● Texte à lire:
# # #

Paris, 25 juin 2012. À la veille de la journée mondiale de l’ONU en soutien aux victimes de la torture, l’ACAT France rappelle que tous les jours, dans plus de 100 pays, la torture est une pratique courante, souvent routinière, qui touche les opposants et les minorités mais aussi et surtout les délinquants ordinaires afin de leur extorquer des aveux. Trois nouveaux rapports de l’ACAT sur la Tunisie, le Mexique et le Sri Lanka témoignent de l’inquiétante persistance du phénomène.
« En ce moment même, dans l’ombre des commissariats, casernes ou camps de détention, des milliers de femmes, d’hommes et d’enfants sont livrés à des bourreaux , déclare Jean-Etienne de Linares, délégué général de l’ACAT France. Menaces d’exécution, coups, brûlures, chocs électriques, simulations de noyade, suspension dans le vide : leur imagination est sans limite. De tout cela il faut parler, encore et toujours ! Car le phénomène ne diminue pas et les pays tortionnaires redoublent quant à eux d’efforts pour dissimuler, relativiser, banaliser et justifier l’injustifiable. »

# # #

● Données fournies:
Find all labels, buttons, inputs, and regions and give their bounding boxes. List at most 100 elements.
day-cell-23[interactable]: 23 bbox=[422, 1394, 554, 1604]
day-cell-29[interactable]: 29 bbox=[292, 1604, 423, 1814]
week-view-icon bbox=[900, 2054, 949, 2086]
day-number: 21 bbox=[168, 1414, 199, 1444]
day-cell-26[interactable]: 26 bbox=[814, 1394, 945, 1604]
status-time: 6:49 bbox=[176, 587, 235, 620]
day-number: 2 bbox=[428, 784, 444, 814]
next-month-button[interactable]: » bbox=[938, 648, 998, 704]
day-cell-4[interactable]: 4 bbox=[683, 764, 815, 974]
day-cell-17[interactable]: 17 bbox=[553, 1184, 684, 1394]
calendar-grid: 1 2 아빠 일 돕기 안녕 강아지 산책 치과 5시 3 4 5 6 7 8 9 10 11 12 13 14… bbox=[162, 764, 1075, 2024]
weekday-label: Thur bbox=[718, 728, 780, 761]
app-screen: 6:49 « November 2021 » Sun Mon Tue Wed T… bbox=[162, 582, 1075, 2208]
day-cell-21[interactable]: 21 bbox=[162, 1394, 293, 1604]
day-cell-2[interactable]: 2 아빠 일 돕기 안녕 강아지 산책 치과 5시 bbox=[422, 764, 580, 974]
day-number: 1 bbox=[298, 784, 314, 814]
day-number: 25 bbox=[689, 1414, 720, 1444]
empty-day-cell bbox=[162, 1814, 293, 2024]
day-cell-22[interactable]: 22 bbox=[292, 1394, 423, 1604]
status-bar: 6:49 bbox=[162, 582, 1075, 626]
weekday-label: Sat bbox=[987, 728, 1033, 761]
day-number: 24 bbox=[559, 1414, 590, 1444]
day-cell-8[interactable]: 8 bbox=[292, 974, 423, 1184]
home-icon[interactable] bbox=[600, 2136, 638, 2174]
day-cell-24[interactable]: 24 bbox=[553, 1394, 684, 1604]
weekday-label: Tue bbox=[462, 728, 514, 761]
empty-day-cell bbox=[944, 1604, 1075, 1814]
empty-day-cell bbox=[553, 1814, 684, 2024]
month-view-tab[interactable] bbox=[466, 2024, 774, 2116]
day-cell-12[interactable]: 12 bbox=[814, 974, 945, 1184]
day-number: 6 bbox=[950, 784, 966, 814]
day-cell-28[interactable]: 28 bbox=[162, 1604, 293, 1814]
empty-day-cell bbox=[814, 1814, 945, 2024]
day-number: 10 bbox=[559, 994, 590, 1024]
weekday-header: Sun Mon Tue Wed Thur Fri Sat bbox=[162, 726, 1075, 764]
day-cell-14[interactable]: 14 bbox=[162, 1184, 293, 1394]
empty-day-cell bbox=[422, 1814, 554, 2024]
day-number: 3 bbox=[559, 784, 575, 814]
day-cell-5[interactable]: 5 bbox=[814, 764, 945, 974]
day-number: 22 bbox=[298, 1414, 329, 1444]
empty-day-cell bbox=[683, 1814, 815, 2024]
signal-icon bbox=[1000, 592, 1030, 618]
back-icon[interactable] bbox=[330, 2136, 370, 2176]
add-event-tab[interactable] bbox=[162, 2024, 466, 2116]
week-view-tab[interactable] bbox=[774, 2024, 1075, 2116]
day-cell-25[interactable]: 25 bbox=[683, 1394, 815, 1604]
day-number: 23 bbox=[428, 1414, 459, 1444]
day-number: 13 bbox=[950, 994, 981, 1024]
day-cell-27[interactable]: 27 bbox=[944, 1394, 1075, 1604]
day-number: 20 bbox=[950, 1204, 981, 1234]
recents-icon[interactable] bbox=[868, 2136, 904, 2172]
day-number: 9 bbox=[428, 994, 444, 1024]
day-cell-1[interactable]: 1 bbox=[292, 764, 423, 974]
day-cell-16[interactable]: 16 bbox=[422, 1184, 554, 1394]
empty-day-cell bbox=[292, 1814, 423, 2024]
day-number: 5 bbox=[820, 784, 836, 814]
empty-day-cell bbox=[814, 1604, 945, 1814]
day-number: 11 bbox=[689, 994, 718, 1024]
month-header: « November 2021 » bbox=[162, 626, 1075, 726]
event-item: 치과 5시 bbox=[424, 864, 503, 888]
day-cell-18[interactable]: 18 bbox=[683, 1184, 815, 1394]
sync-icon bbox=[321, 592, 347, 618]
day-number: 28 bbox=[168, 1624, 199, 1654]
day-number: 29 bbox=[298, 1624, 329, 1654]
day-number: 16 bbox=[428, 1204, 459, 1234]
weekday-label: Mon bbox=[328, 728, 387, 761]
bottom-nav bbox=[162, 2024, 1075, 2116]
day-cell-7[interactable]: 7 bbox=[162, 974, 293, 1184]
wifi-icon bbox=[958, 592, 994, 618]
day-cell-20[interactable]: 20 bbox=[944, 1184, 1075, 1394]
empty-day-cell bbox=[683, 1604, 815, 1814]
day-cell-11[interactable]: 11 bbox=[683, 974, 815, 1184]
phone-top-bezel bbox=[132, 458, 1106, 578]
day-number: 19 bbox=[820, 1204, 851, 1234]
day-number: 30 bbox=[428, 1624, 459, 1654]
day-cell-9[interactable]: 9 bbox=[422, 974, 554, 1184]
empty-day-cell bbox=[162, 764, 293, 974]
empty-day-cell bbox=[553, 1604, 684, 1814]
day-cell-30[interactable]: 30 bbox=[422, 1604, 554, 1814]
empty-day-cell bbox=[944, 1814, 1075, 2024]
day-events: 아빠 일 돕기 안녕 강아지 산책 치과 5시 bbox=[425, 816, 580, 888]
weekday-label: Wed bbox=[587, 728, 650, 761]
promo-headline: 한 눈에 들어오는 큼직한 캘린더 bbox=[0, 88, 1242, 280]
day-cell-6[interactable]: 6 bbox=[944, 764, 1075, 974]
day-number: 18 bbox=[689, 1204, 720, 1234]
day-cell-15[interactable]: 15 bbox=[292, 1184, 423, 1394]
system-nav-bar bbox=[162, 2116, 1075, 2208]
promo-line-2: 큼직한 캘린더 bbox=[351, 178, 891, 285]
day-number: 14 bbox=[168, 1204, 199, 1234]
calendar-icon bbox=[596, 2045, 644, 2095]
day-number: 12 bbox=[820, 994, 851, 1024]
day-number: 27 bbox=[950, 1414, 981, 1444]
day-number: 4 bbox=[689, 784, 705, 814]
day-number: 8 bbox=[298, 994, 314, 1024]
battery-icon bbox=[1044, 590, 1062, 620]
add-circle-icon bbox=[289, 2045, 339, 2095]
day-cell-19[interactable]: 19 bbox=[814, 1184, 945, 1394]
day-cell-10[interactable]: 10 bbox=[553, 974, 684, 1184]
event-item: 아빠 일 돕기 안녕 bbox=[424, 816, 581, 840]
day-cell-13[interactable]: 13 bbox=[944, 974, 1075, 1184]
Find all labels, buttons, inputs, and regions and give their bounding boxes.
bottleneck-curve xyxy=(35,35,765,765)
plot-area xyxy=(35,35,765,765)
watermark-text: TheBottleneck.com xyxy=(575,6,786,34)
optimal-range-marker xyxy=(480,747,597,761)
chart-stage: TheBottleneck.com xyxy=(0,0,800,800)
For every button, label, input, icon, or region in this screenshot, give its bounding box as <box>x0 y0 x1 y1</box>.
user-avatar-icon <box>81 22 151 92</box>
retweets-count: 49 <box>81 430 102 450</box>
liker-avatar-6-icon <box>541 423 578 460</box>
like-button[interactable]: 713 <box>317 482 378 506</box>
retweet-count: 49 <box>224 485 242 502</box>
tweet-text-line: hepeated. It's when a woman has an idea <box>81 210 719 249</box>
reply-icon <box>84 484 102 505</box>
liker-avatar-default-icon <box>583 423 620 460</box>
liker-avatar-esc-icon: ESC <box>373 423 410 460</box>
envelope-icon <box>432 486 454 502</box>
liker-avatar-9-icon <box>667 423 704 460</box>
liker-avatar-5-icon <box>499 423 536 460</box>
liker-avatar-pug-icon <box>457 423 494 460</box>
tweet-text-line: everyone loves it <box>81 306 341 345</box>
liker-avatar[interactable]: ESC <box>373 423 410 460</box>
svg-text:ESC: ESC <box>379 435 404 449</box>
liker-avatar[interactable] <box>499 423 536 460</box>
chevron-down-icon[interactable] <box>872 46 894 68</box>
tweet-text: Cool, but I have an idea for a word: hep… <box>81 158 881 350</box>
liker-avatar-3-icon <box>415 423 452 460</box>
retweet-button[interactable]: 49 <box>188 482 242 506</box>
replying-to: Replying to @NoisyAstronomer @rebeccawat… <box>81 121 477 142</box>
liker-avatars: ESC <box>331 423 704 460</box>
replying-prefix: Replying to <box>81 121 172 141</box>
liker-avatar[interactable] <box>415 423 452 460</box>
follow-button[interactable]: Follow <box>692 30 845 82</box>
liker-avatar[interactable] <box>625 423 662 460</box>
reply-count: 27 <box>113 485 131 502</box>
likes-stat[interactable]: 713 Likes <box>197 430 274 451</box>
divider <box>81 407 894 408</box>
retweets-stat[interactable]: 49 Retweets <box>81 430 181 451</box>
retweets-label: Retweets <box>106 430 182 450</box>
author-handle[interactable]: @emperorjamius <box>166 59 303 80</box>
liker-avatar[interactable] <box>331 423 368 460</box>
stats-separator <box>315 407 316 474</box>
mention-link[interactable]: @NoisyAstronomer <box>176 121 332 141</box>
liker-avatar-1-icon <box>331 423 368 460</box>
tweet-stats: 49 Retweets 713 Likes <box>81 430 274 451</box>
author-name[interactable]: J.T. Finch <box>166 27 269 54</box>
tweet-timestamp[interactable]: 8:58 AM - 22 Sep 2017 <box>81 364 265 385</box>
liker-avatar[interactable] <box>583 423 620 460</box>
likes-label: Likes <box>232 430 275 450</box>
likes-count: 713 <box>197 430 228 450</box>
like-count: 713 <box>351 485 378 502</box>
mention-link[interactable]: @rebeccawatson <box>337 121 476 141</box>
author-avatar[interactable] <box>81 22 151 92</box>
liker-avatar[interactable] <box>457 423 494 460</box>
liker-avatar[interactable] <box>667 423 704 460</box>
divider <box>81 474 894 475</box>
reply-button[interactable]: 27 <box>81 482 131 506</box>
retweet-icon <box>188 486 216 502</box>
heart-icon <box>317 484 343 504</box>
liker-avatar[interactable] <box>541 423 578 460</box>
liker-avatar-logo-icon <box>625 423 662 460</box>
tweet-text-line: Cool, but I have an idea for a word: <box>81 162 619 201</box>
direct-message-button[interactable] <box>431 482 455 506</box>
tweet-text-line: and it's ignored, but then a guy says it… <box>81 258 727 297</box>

# # #

● Activité A: Recopiez fidèlement le passage du communiqué de l'ACAT qui va de « Paris, 25 juin » jusqu'à « persistance du phénomène. ».
● Activité B: Relevez dans le communiqué de l'ACAT toutes les formes de torture qu'énumère Jean-Etienne de Linares.
Ces données sont issues d'une autre source.

● Votre réponse A:
Paris, 25 juin 2012. À la veille de la journée mondiale de l’ONU en soutien aux victimes de la torture, l’ACAT France rappelle que tous les jours, dans plus de 100 pays, la torture est une pratique courante, souvent routinière, qui touche les opposants et les minorités mais aussi et surtout les délinquants ordinaires afin de leur extorquer des aveux. Trois nouveaux rapports de l’ACAT sur la Tunisie, le Mexique et le Sri Lanka témoignent de l’inquiétante persistance du phénomène.

● Votre réponse B: Menaces d'exécution, coups, brûlures, chocs électriques, simulations de noyade, suspension dans le vide.